Write out all entries word for word.
================================
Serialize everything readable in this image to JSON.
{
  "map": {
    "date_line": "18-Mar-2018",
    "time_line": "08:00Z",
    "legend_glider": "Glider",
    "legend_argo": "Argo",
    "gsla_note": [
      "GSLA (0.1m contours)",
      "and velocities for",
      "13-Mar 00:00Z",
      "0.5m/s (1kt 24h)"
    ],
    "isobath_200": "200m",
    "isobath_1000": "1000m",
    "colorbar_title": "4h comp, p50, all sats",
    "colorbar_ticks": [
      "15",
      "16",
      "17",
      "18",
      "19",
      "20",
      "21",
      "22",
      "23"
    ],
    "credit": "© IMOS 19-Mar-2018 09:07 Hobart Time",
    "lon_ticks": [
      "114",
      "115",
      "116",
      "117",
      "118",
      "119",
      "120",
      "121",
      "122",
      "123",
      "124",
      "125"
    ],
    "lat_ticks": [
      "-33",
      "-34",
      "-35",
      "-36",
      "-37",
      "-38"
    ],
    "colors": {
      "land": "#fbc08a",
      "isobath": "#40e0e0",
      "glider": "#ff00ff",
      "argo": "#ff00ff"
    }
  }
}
================================
**Answer to the problem**
Serialize everything readable in this image to JSON.
{
  "map": {
    "date_line": "18-Mar-2018",
    "time_line": "08:00Z",
    "legend_glider": "Glider",
    "legend_argo": "Argo",
    "gsla_note": [
      "GSLA (0.1m contours)",
      "and velocities for",
      "13-Mar 00:00Z",
      "0.5m/s (1kt 24h)"
    ],
    "isobath_200": "200m",
    "isobath_1000": "1000m",
    "colorbar_title": "4h comp, p50, all sats",
    "colorbar_ticks": [
      "15",
      "16",
      "17",
      "18",
      "19",
      "20",
      "21",
      "22",
      "23"
    ],
    "credit": "© IMOS 19-Mar-2018 09:07 Hobart Time",
    "lon_ticks": [
      "114",
      "115",
      "116",
      "117",
      "118",
      "119",
      "120",
      "121",
      "122",
      "123",
      "124",
      "125"
    ],
    "lat_ticks": [
      "-33",
      "-34",
      "-35",
      "-36",
      "-37",
      "-38"
    ],
    "colors": {
      "land": "#fbc08a",
      "isobath": "#40e0e0",
      "glider": "#ff00ff",
      "argo": "#ff00ff"
    }
  }
}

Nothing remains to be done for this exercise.